Problem requirements:
The required answer is a copy of each line in the entries below that includes "annan".

-- Opening Marker --

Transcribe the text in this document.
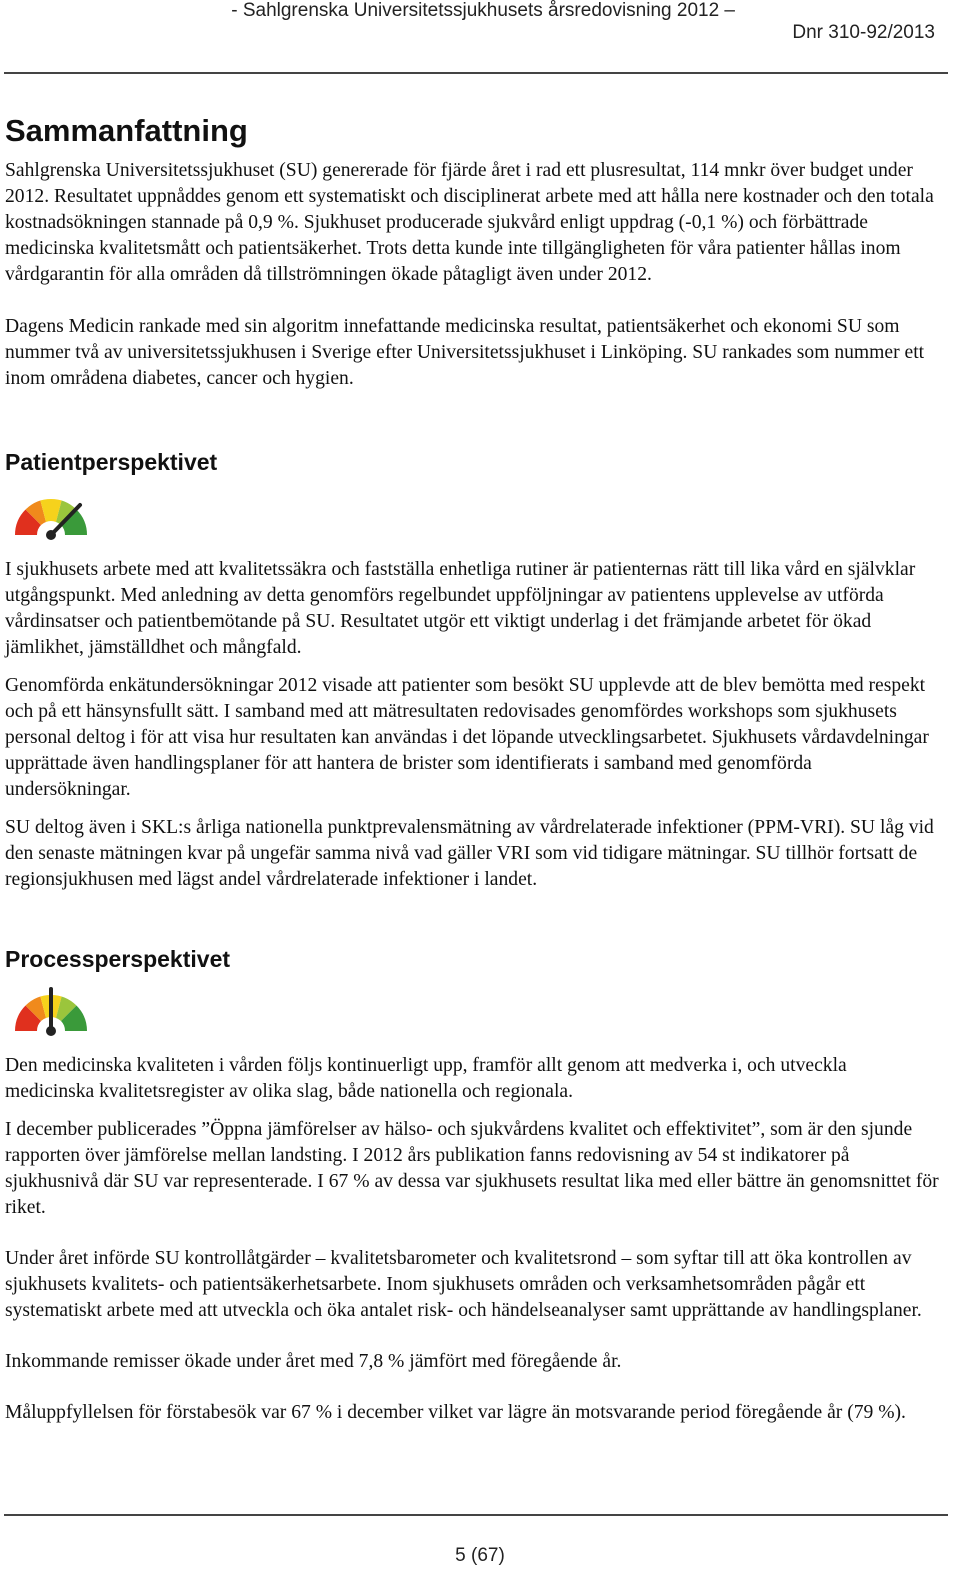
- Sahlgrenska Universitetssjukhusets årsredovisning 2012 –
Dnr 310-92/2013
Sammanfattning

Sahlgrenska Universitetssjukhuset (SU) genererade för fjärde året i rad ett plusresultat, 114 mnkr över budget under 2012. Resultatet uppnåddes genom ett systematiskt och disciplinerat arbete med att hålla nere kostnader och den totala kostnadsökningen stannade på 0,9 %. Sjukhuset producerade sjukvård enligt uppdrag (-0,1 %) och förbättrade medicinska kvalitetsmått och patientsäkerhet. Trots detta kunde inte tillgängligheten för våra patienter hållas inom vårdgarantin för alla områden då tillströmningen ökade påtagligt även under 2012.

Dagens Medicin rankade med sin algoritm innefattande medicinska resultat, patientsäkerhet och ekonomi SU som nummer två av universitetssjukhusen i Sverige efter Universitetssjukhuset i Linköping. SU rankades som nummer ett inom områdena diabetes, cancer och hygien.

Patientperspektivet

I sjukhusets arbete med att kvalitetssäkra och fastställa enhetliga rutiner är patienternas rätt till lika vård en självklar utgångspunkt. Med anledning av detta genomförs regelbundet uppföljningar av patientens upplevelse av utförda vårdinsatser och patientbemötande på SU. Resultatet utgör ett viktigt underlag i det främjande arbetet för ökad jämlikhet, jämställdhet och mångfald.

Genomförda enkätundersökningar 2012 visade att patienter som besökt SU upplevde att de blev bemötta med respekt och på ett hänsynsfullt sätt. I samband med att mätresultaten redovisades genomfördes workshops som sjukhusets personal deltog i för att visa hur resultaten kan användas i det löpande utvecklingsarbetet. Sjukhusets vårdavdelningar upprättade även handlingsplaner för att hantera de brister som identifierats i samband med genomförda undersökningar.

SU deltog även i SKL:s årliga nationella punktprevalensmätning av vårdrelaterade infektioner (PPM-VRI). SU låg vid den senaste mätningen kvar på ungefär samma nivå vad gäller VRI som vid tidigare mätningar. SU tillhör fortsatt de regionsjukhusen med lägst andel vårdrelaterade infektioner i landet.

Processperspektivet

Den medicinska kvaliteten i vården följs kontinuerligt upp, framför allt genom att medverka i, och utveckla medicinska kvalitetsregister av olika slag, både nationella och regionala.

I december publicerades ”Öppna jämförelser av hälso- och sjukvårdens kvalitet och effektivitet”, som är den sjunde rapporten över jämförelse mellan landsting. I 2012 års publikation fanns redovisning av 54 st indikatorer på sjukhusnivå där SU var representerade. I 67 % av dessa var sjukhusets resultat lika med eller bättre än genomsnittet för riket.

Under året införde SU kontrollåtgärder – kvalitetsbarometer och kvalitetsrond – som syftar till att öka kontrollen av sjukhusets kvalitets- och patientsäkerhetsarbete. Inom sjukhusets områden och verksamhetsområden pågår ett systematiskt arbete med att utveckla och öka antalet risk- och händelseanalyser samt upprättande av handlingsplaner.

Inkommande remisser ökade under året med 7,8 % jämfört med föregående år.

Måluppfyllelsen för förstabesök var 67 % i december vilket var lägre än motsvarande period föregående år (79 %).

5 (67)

-- Closing Marker --
-- Opening Marker --

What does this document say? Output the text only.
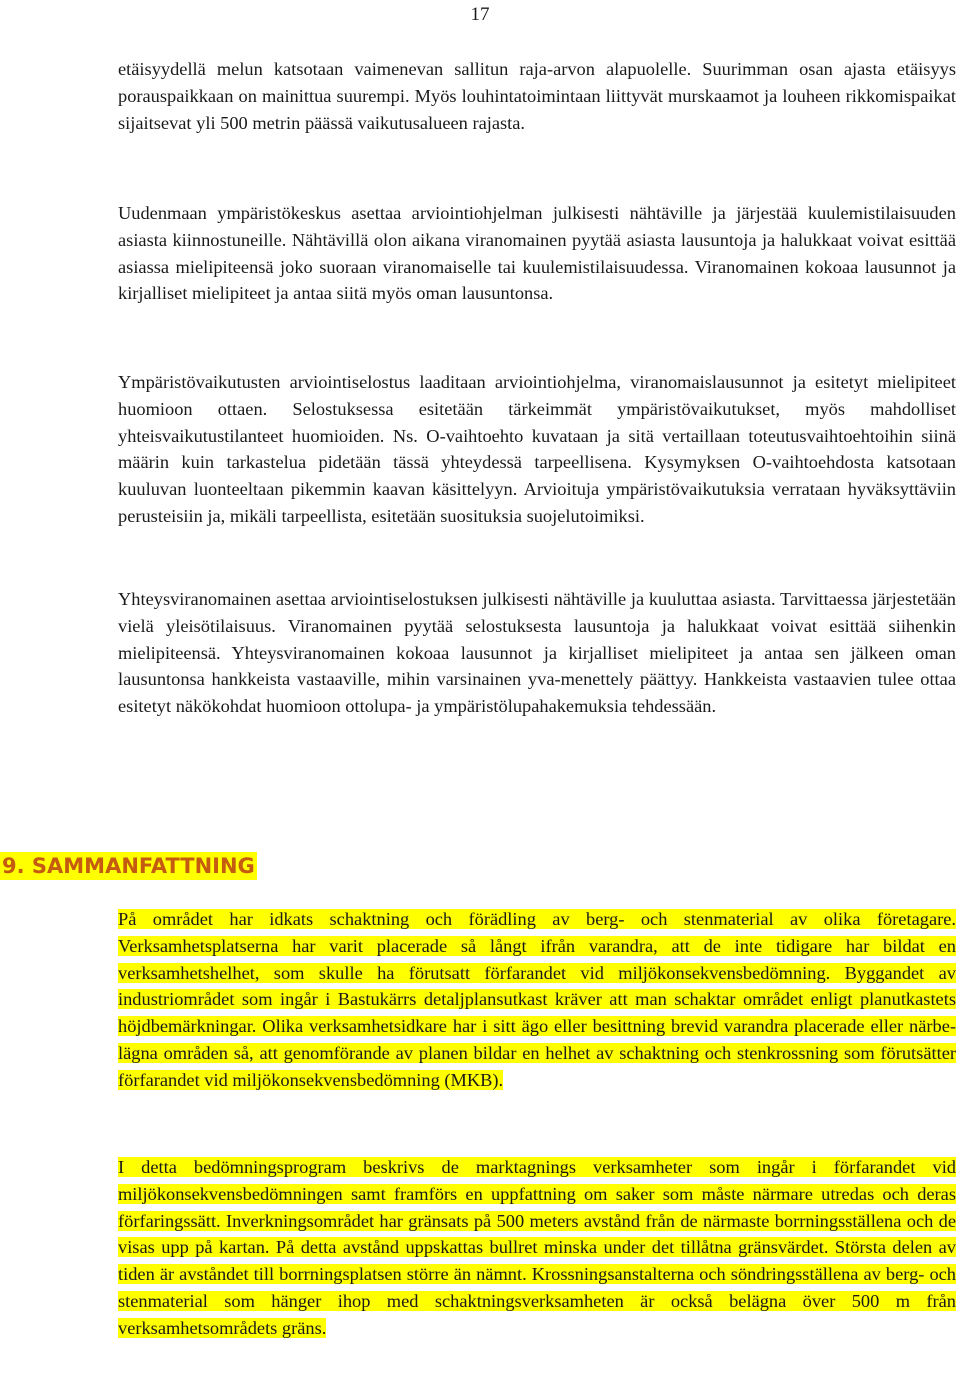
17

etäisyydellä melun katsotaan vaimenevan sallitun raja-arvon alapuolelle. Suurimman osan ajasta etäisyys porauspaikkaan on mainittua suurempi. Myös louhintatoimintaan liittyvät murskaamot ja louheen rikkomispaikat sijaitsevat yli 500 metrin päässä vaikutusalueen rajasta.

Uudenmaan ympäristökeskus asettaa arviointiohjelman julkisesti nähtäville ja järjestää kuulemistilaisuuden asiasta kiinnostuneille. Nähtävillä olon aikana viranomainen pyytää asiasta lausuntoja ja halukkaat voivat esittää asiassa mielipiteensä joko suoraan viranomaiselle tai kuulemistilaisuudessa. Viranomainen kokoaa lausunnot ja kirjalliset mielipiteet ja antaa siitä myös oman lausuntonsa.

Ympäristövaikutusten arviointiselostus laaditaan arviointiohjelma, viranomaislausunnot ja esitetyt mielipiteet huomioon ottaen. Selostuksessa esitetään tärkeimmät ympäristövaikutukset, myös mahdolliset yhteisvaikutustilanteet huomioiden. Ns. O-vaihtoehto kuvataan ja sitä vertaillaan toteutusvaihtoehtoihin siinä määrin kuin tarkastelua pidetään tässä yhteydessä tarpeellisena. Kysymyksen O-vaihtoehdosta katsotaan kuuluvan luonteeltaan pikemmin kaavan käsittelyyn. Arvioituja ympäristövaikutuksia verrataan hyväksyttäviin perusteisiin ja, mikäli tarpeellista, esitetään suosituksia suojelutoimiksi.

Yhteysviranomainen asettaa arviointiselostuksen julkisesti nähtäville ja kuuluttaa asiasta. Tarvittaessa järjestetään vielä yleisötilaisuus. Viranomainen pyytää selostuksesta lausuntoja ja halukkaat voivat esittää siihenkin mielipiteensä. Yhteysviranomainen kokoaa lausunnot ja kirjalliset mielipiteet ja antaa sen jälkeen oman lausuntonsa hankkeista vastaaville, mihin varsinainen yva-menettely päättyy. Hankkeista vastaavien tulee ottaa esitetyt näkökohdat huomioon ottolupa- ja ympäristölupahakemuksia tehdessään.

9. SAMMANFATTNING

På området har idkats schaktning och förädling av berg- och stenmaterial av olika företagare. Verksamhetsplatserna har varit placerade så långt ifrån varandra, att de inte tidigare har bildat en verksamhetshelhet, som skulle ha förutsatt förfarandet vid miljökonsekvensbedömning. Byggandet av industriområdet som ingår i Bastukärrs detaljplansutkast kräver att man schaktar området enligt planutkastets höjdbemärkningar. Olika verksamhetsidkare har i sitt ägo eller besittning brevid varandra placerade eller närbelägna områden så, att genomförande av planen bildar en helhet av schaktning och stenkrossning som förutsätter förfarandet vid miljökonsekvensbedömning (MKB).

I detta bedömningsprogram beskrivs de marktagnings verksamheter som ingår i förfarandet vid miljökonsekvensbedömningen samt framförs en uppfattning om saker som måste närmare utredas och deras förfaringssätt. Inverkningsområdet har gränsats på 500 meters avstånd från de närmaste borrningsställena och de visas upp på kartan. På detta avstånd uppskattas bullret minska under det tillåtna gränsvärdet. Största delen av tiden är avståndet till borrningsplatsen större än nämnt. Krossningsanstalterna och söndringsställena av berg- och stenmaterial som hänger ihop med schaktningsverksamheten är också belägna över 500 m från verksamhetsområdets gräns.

-- Closing Marker --
-- Opening Marker --

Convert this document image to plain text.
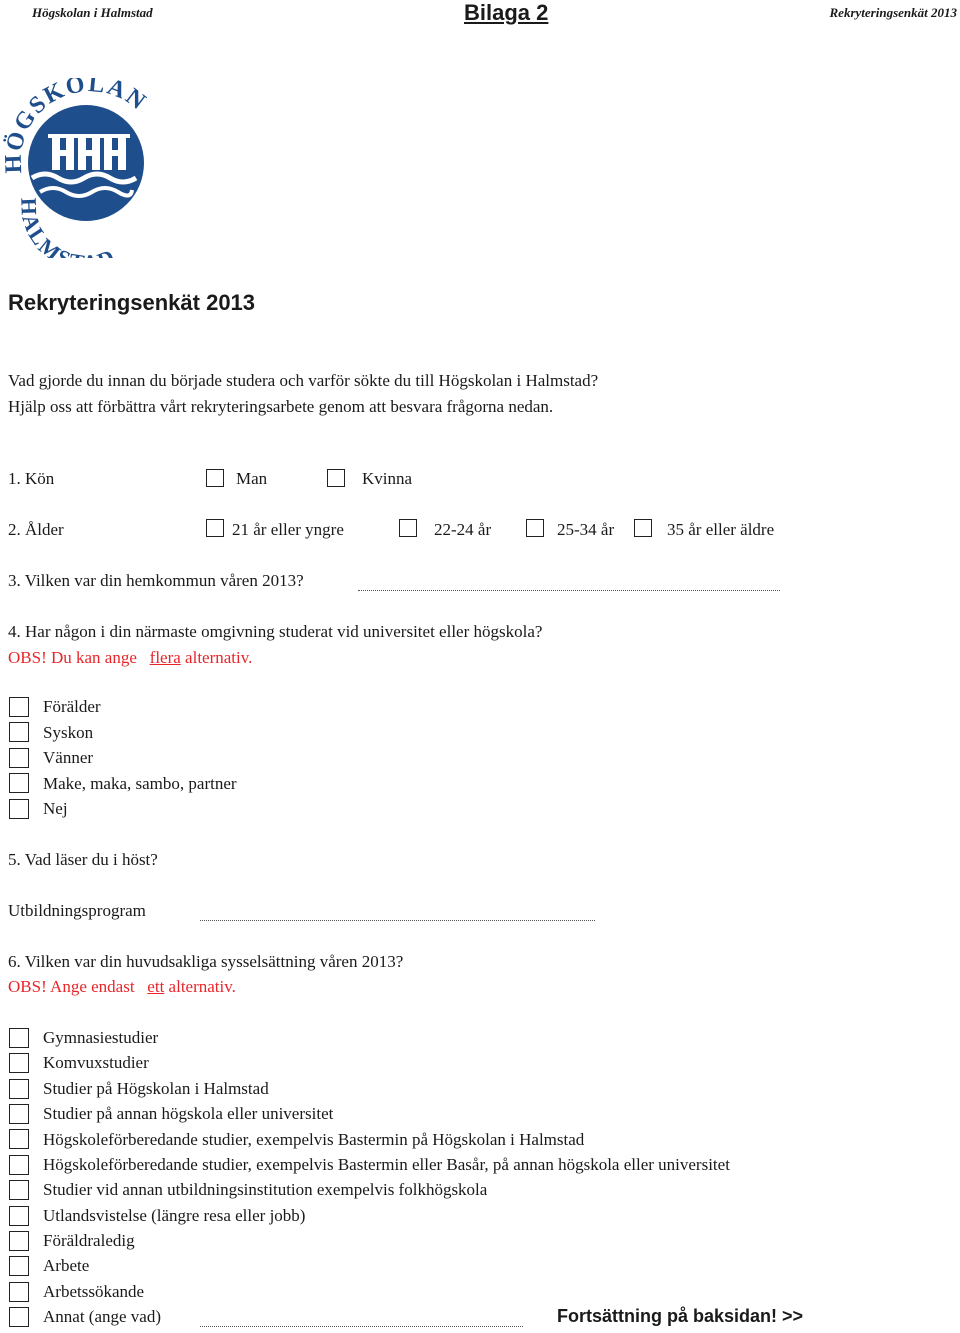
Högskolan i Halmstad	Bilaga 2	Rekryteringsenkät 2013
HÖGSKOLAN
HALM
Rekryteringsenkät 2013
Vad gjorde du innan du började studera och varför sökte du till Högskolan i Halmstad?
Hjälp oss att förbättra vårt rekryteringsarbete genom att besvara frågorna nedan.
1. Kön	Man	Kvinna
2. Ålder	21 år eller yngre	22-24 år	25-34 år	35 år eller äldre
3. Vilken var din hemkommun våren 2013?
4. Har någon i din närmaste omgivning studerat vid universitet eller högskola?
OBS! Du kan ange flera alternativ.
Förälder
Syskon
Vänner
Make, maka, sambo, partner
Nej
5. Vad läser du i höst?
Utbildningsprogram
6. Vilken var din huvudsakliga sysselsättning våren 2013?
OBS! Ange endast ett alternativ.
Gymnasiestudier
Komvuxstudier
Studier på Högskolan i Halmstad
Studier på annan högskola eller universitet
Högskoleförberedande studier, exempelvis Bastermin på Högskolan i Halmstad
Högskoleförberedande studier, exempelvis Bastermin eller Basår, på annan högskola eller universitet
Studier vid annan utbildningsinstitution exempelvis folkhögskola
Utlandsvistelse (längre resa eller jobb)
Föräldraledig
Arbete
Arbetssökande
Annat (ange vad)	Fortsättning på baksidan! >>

-- Closing Marker --

Output:
Studier på annan högskola eller universitet
Högskoleförberedande studier, exempelvis Bastermin eller Basår, på annan högskola eller universitet
Studier vid annan utbildningsinstitution exempelvis folkhögskola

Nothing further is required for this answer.